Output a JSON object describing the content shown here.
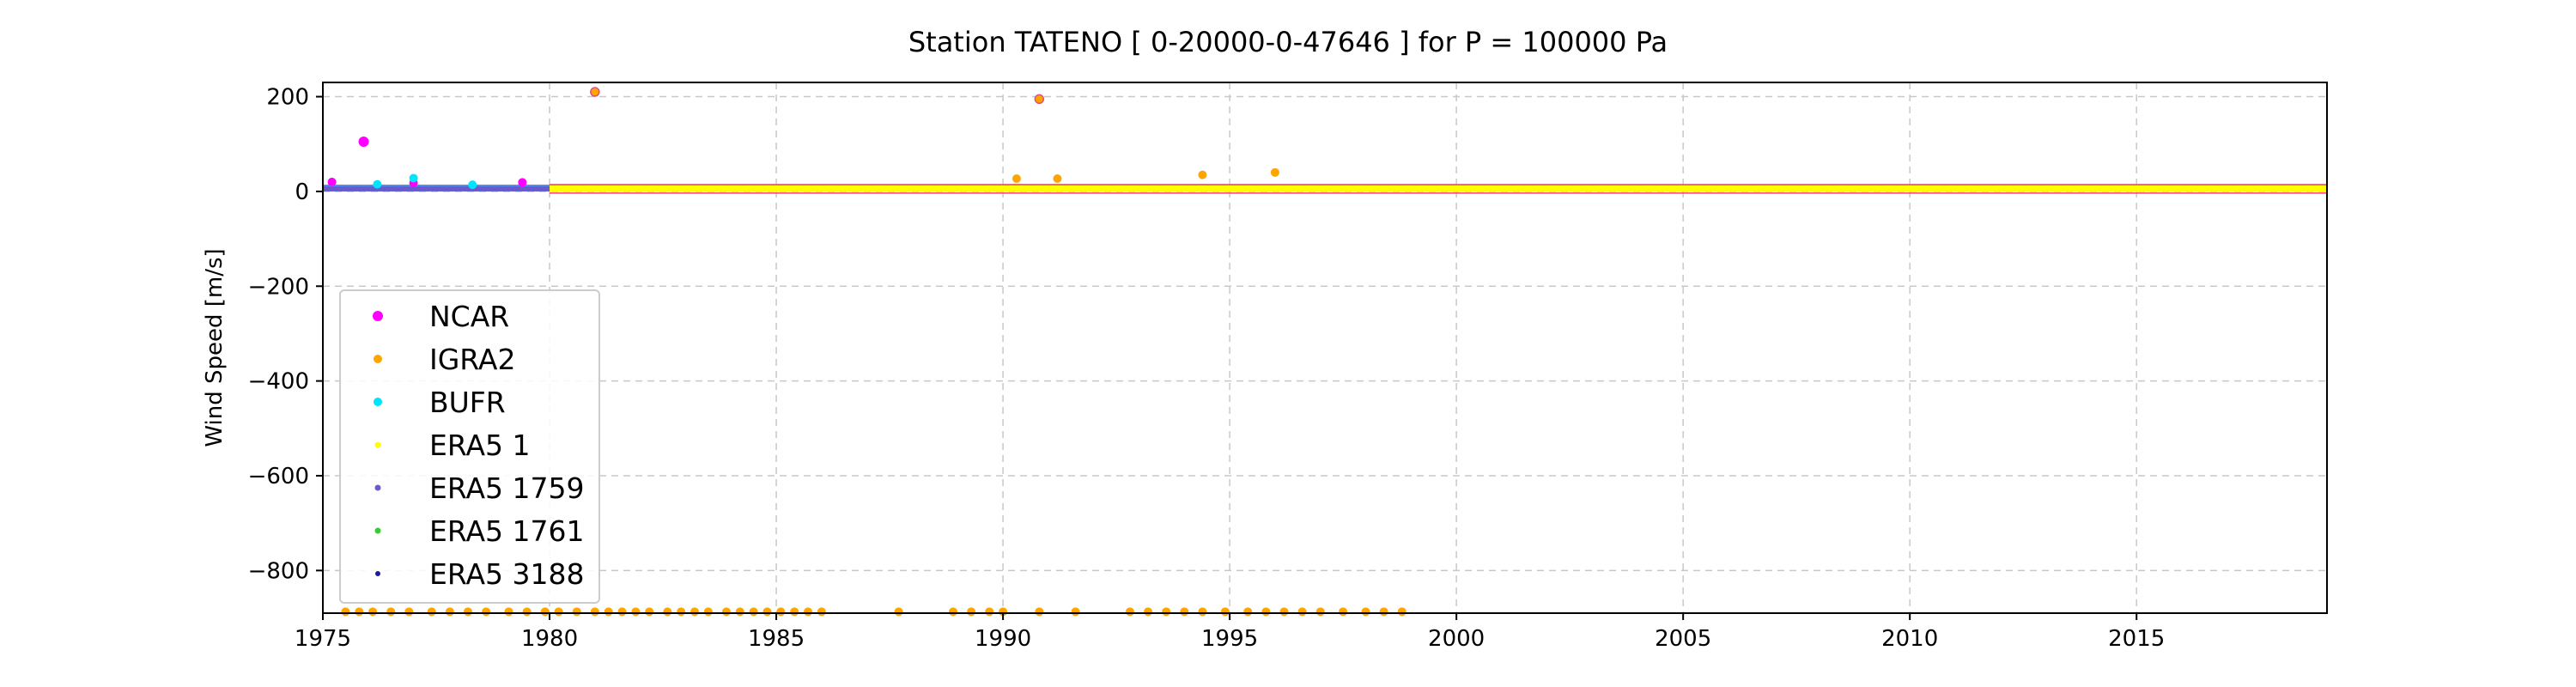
{
  "chart_data": {
    "type": "scatter",
    "title": "Station  TATENO [ 0-20000-0-47646 ]  for P = 100000 Pa",
    "xlabel": "",
    "ylabel": "Wind Speed [m/s]",
    "xlim": [
      1975,
      2019.2
    ],
    "ylim": [
      -890,
      230
    ],
    "xticks": [
      1975,
      1980,
      1985,
      1990,
      1995,
      2000,
      2005,
      2010,
      2015
    ],
    "yticks": [
      200,
      0,
      -200,
      -400,
      -600,
      -800
    ],
    "ytick_labels": [
      "200",
      "0",
      "−200",
      "−400",
      "−600",
      "−800"
    ],
    "grid": true,
    "legend_position": "lower-left",
    "series": [
      {
        "name": "NCAR",
        "color": "#ff00ff",
        "band": {
          "x_start": 1975.0,
          "x_end": 1980.0,
          "y_low": 0,
          "y_high": 14
        },
        "points": [
          [
            1975.9,
            105
          ],
          [
            1975.2,
            20
          ],
          [
            1977.0,
            18
          ],
          [
            1979.4,
            19
          ]
        ]
      },
      {
        "name": "IGRA2",
        "color": "#ffa500",
        "band": {
          "x_start": 1980.0,
          "x_end": 2019.2,
          "y_low": 0,
          "y_high": 16
        },
        "points": [
          [
            1981.0,
            210
          ],
          [
            1990.8,
            195
          ],
          [
            1990.3,
            27
          ],
          [
            1991.2,
            27
          ],
          [
            1994.4,
            35
          ],
          [
            1996.0,
            40
          ],
          [
            1975.5,
            -887
          ],
          [
            1975.8,
            -887
          ],
          [
            1976.1,
            -887
          ],
          [
            1976.5,
            -887
          ],
          [
            1976.9,
            -887
          ],
          [
            1977.4,
            -887
          ],
          [
            1977.8,
            -887
          ],
          [
            1978.2,
            -887
          ],
          [
            1978.6,
            -887
          ],
          [
            1979.1,
            -887
          ],
          [
            1979.5,
            -887
          ],
          [
            1979.9,
            -887
          ],
          [
            1980.2,
            -887
          ],
          [
            1980.6,
            -887
          ],
          [
            1981.0,
            -887
          ],
          [
            1981.3,
            -887
          ],
          [
            1981.6,
            -887
          ],
          [
            1981.9,
            -887
          ],
          [
            1982.2,
            -887
          ],
          [
            1982.6,
            -887
          ],
          [
            1982.9,
            -887
          ],
          [
            1983.2,
            -887
          ],
          [
            1983.5,
            -887
          ],
          [
            1983.9,
            -887
          ],
          [
            1984.2,
            -887
          ],
          [
            1984.5,
            -887
          ],
          [
            1984.8,
            -887
          ],
          [
            1985.1,
            -887
          ],
          [
            1985.4,
            -887
          ],
          [
            1985.7,
            -887
          ],
          [
            1986.0,
            -887
          ],
          [
            1987.7,
            -887
          ],
          [
            1988.9,
            -887
          ],
          [
            1989.3,
            -887
          ],
          [
            1989.7,
            -887
          ],
          [
            1990.0,
            -887
          ],
          [
            1990.8,
            -887
          ],
          [
            1991.6,
            -887
          ],
          [
            1992.8,
            -887
          ],
          [
            1993.2,
            -887
          ],
          [
            1993.6,
            -887
          ],
          [
            1994.0,
            -887
          ],
          [
            1994.4,
            -887
          ],
          [
            1994.9,
            -887
          ],
          [
            1995.4,
            -887
          ],
          [
            1995.8,
            -887
          ],
          [
            1996.2,
            -887
          ],
          [
            1996.6,
            -887
          ],
          [
            1997.0,
            -887
          ],
          [
            1997.5,
            -887
          ],
          [
            1998.0,
            -887
          ],
          [
            1998.4,
            -887
          ],
          [
            1998.8,
            -887
          ]
        ]
      },
      {
        "name": "BUFR",
        "color": "#00e5ff",
        "band": {
          "x_start": 1975.0,
          "x_end": 1980.0,
          "y_low": 0,
          "y_high": 12
        },
        "points": [
          [
            1977.0,
            28
          ],
          [
            1976.2,
            15
          ],
          [
            1978.3,
            14
          ]
        ]
      },
      {
        "name": "ERA5 1",
        "color": "#ffff00",
        "band": {
          "x_start": 1980.0,
          "x_end": 2019.2,
          "y_low": 0,
          "y_high": 14
        },
        "points": []
      },
      {
        "name": "ERA5 1759",
        "color": "#6a5acd",
        "band": {
          "x_start": 1975.0,
          "x_end": 1980.0,
          "y_low": 0,
          "y_high": 11
        },
        "points": []
      },
      {
        "name": "ERA5 1761",
        "color": "#32cd32",
        "band": null,
        "points": []
      },
      {
        "name": "ERA5 3188",
        "color": "#1a1aa0",
        "band": null,
        "points": []
      }
    ]
  }
}
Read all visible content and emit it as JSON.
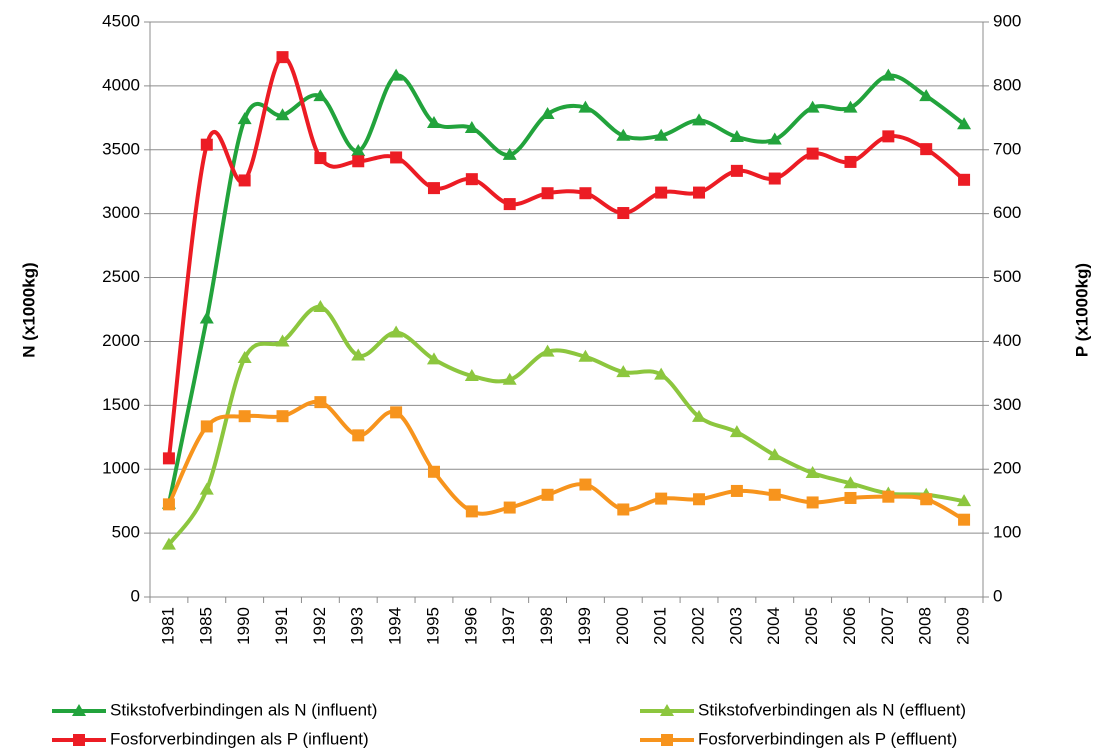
{
  "chart_data": {
    "type": "line",
    "categories": [
      "1981",
      "1985",
      "1990",
      "1991",
      "1992",
      "1993",
      "1994",
      "1995",
      "1996",
      "1997",
      "1998",
      "1999",
      "2000",
      "2001",
      "2002",
      "2003",
      "2004",
      "2005",
      "2006",
      "2007",
      "2008",
      "2009"
    ],
    "y_label": "N (x1000kg)",
    "y2_label": "P (x1000kg)",
    "ylim": [
      0,
      4500
    ],
    "yticks": [
      0,
      500,
      1000,
      1500,
      2000,
      2500,
      3000,
      3500,
      4000,
      4500
    ],
    "y2lim": [
      0,
      900
    ],
    "y2ticks": [
      0,
      100,
      200,
      300,
      400,
      500,
      600,
      700,
      800,
      900
    ],
    "grid": true,
    "legend": "bottom",
    "smooth": true,
    "series": [
      {
        "name": "Stikstofverbindingen als N (influent)",
        "color": "#22a33c",
        "marker": "triangle",
        "axis": "y",
        "values": [
          730,
          2180,
          3740,
          3770,
          3920,
          3490,
          4080,
          3710,
          3670,
          3460,
          3780,
          3830,
          3610,
          3610,
          3730,
          3600,
          3580,
          3830,
          3830,
          4080,
          3920,
          3700
        ]
      },
      {
        "name": "Stikstofverbindingen als N (effluent)",
        "color": "#8cc63e",
        "marker": "triangle",
        "axis": "y",
        "values": [
          410,
          840,
          1870,
          2000,
          2270,
          1890,
          2070,
          1860,
          1730,
          1700,
          1920,
          1880,
          1760,
          1740,
          1410,
          1290,
          1110,
          970,
          890,
          810,
          800,
          750
        ]
      },
      {
        "name": "Fosforverbindingen als P (influent)",
        "color": "#ec1c24",
        "marker": "square",
        "axis": "y2",
        "values": [
          217,
          708,
          652,
          845,
          687,
          682,
          688,
          640,
          654,
          615,
          632,
          632,
          601,
          633,
          633,
          667,
          655,
          694,
          681,
          721,
          701,
          653
        ]
      },
      {
        "name": "Fosforverbindingen als P (effluent)",
        "color": "#f7941d",
        "marker": "square",
        "axis": "y2",
        "values": [
          145,
          267,
          283,
          283,
          305,
          253,
          289,
          196,
          134,
          140,
          160,
          176,
          137,
          154,
          153,
          166,
          160,
          148,
          155,
          157,
          153,
          121
        ]
      }
    ]
  }
}
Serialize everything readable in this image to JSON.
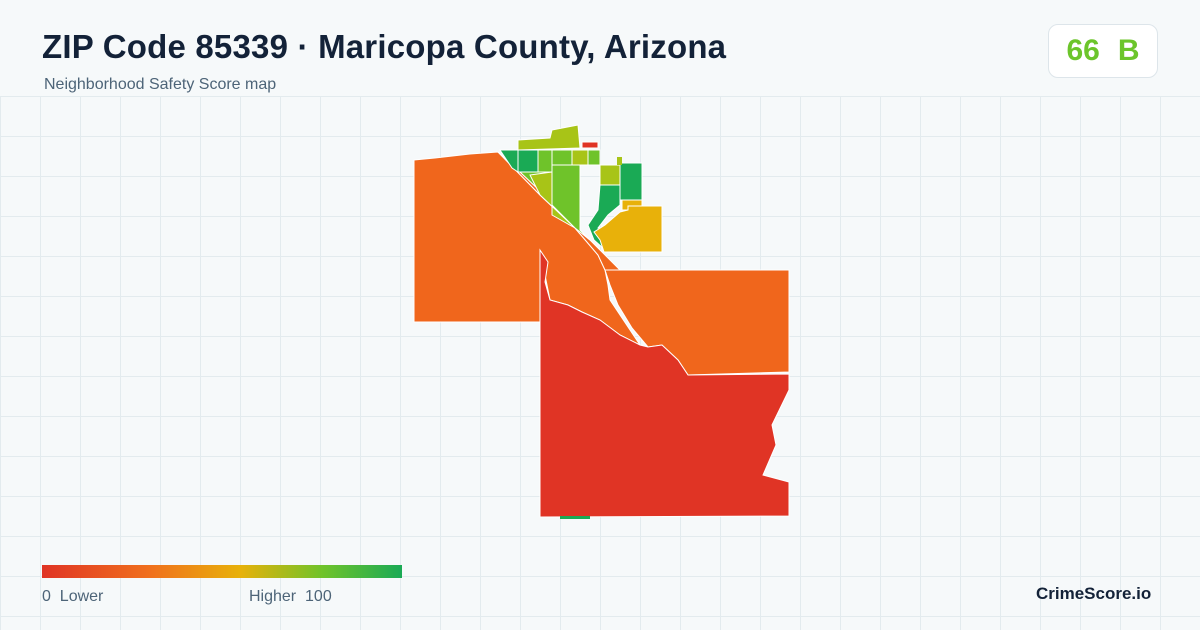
{
  "header": {
    "title": "ZIP Code 85339 · Maricopa County, Arizona",
    "subtitle": "Neighborhood Safety Score map"
  },
  "score": {
    "value": "66",
    "grade": "B",
    "color": "#6cc52b"
  },
  "legend": {
    "min": "0",
    "min_label": "Lower",
    "max_label": "Higher",
    "max": "100",
    "colors": [
      "#e03425",
      "#f0701d",
      "#e8b10a",
      "#6fc32a",
      "#1aaa55"
    ]
  },
  "brand": "CrimeScore.io",
  "map": {
    "region_colors": {
      "lowest": "#e03425",
      "low": "#f0661c",
      "mid": "#e8b10a",
      "mid_high": "#a8c417",
      "high": "#6fc32a",
      "highest": "#1aaa55"
    }
  }
}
----
### Task description
Reproduce every line exactly and omit all pictures.

### Worked answer
Output a JSON object describing the content shown here.
{
  "chart_data": {
    "type": "scatter",
    "title": "Station  TATENO [ 0-20000-0-47646 ]  for P = 100000 Pa",
    "xlabel": "",
    "ylabel": "Wind Speed [m/s]",
    "xlim": [
      1975,
      2019.2
    ],
    "ylim": [
      -890,
      230
    ],
    "xticks": [
      1975,
      1980,
      1985,
      1990,
      1995,
      2000,
      2005,
      2010,
      2015
    ],
    "yticks": [
      200,
      0,
      -200,
      -400,
      -600,
      -800
    ],
    "ytick_labels": [
      "200",
      "0",
      "−200",
      "−400",
      "−600",
      "−800"
    ],
    "grid": true,
    "legend_position": "lower-left",
    "series": [
      {
        "name": "NCAR",
        "color": "#ff00ff",
        "band": {
          "x_start": 1975.0,
          "x_end": 1980.0,
          "y_low": 0,
          "y_high": 14
        },
        "points": [
          [
            1975.9,
            105
          ],
          [
            1975.2,
            20
          ],
          [
            1977.0,
            18
          ],
          [
            1979.4,
            19
          ]
        ]
      },
      {
        "name": "IGRA2",
        "color": "#ffa500",
        "band": {
          "x_start": 1980.0,
          "x_end": 2019.2,
          "y_low": 0,
          "y_high": 16
        },
        "points": [
          [
            1981.0,
            210
          ],
          [
            1990.8,
            195
          ],
          [
            1990.3,
            27
          ],
          [
            1991.2,
            27
          ],
          [
            1994.4,
            35
          ],
          [
            1996.0,
            40
          ],
          [
            1975.5,
            -887
          ],
          [
            1975.8,
            -887
          ],
          [
            1976.1,
            -887
          ],
          [
            1976.5,
            -887
          ],
          [
            1976.9,
            -887
          ],
          [
            1977.4,
            -887
          ],
          [
            1977.8,
            -887
          ],
          [
            1978.2,
            -887
          ],
          [
            1978.6,
            -887
          ],
          [
            1979.1,
            -887
          ],
          [
            1979.5,
            -887
          ],
          [
            1979.9,
            -887
          ],
          [
            1980.2,
            -887
          ],
          [
            1980.6,
            -887
          ],
          [
            1981.0,
            -887
          ],
          [
            1981.3,
            -887
          ],
          [
            1981.6,
            -887
          ],
          [
            1981.9,
            -887
          ],
          [
            1982.2,
            -887
          ],
          [
            1982.6,
            -887
          ],
          [
            1982.9,
            -887
          ],
          [
            1983.2,
            -887
          ],
          [
            1983.5,
            -887
          ],
          [
            1983.9,
            -887
          ],
          [
            1984.2,
            -887
          ],
          [
            1984.5,
            -887
          ],
          [
            1984.8,
            -887
          ],
          [
            1985.1,
            -887
          ],
          [
            1985.4,
            -887
          ],
          [
            1985.7,
            -887
          ],
          [
            1986.0,
            -887
          ],
          [
            1987.7,
            -887
          ],
          [
            1988.9,
            -887
          ],
          [
            1989.3,
            -887
          ],
          [
            1989.7,
            -887
          ],
          [
            1990.0,
            -887
          ],
          [
            1990.8,
            -887
          ],
          [
            1991.6,
            -887
          ],
          [
            1992.8,
            -887
          ],
          [
            1993.2,
            -887
          ],
          [
            1993.6,
            -887
          ],
          [
            1994.0,
            -887
          ],
          [
            1994.4,
            -887
          ],
          [
            1994.9,
            -887
          ],
          [
            1995.4,
            -887
          ],
          [
            1995.8,
            -887
          ],
          [
            1996.2,
            -887
          ],
          [
            1996.6,
            -887
          ],
          [
            1997.0,
            -887
          ],
          [
            1997.5,
            -887
          ],
          [
            1998.0,
            -887
          ],
          [
            1998.4,
            -887
          ],
          [
            1998.8,
            -887
          ]
        ]
      },
      {
        "name": "BUFR",
        "color": "#00e5ff",
        "band": {
          "x_start": 1975.0,
          "x_end": 1980.0,
          "y_low": 0,
          "y_high": 12
        },
        "points": [
          [
            1977.0,
            28
          ],
          [
            1976.2,
            15
          ],
          [
            1978.3,
            14
          ]
        ]
      },
      {
        "name": "ERA5 1",
        "color": "#ffff00",
        "band": {
          "x_start": 1980.0,
          "x_end": 2019.2,
          "y_low": 0,
          "y_high": 14
        },
        "points": []
      },
      {
        "name": "ERA5 1759",
        "color": "#6a5acd",
        "band": {
          "x_start": 1975.0,
          "x_end": 1980.0,
          "y_low": 0,
          "y_high": 11
        },
        "points": []
      },
      {
        "name": "ERA5 1761",
        "color": "#32cd32",
        "band": null,
        "points": []
      },
      {
        "name": "ERA5 3188",
        "color": "#1a1aa0",
        "band": null,
        "points": []
      }
    ]
  }
}
Read all visible content and emit it as JSON.
{
  "chart_data": {
    "type": "line",
    "categories": [
      "1981",
      "1985",
      "1990",
      "1991",
      "1992",
      "1993",
      "1994",
      "1995",
      "1996",
      "1997",
      "1998",
      "1999",
      "2000",
      "2001",
      "2002",
      "2003",
      "2004",
      "2005",
      "2006",
      "2007",
      "2008",
      "2009"
    ],
    "y_label": "N (x1000kg)",
    "y2_label": "P (x1000kg)",
    "ylim": [
      0,
      4500
    ],
    "yticks": [
      0,
      500,
      1000,
      1500,
      2000,
      2500,
      3000,
      3500,
      4000,
      4500
    ],
    "y2lim": [
      0,
      900
    ],
    "y2ticks": [
      0,
      100,
      200,
      300,
      400,
      500,
      600,
      700,
      800,
      900
    ],
    "grid": true,
    "legend": "bottom",
    "smooth": true,
    "series": [
      {
        "name": "Stikstofverbindingen als N (influent)",
        "color": "#22a33c",
        "marker": "triangle",
        "axis": "y",
        "values": [
          730,
          2180,
          3740,
          3770,
          3920,
          3490,
          4080,
          3710,
          3670,
          3460,
          3780,
          3830,
          3610,
          3610,
          3730,
          3600,
          3580,
          3830,
          3830,
          4080,
          3920,
          3700
        ]
      },
      {
        "name": "Stikstofverbindingen als N (effluent)",
        "color": "#8cc63e",
        "marker": "triangle",
        "axis": "y",
        "values": [
          410,
          840,
          1870,
          2000,
          2270,
          1890,
          2070,
          1860,
          1730,
          1700,
          1920,
          1880,
          1760,
          1740,
          1410,
          1290,
          1110,
          970,
          890,
          810,
          800,
          750
        ]
      },
      {
        "name": "Fosforverbindingen als P (influent)",
        "color": "#ec1c24",
        "marker": "square",
        "axis": "y2",
        "values": [
          217,
          708,
          652,
          845,
          687,
          682,
          688,
          640,
          654,
          615,
          632,
          632,
          601,
          633,
          633,
          667,
          655,
          694,
          681,
          721,
          701,
          653
        ]
      },
      {
        "name": "Fosforverbindingen als P (effluent)",
        "color": "#f7941d",
        "marker": "square",
        "axis": "y2",
        "values": [
          145,
          267,
          283,
          283,
          305,
          253,
          289,
          196,
          134,
          140,
          160,
          176,
          137,
          154,
          153,
          166,
          160,
          148,
          155,
          157,
          153,
          121
        ]
      }
    ]
  }
}
Serialize everything readable in this image to JSON.
{
  "header": {
    "title": "ZIP Code 85339 · Maricopa County, Arizona",
    "subtitle": "Neighborhood Safety Score map"
  },
  "score": {
    "value": "66",
    "grade": "B",
    "color": "#6cc52b"
  },
  "legend": {
    "min": "0",
    "min_label": "Lower",
    "max_label": "Higher",
    "max": "100",
    "colors": [
      "#e03425",
      "#f0701d",
      "#e8b10a",
      "#6fc32a",
      "#1aaa55"
    ]
  },
  "brand": "CrimeScore.io",
  "map": {
    "region_colors": {
      "lowest": "#e03425",
      "low": "#f0661c",
      "mid": "#e8b10a",
      "mid_high": "#a8c417",
      "high": "#6fc32a",
      "highest": "#1aaa55"
    }
  }
}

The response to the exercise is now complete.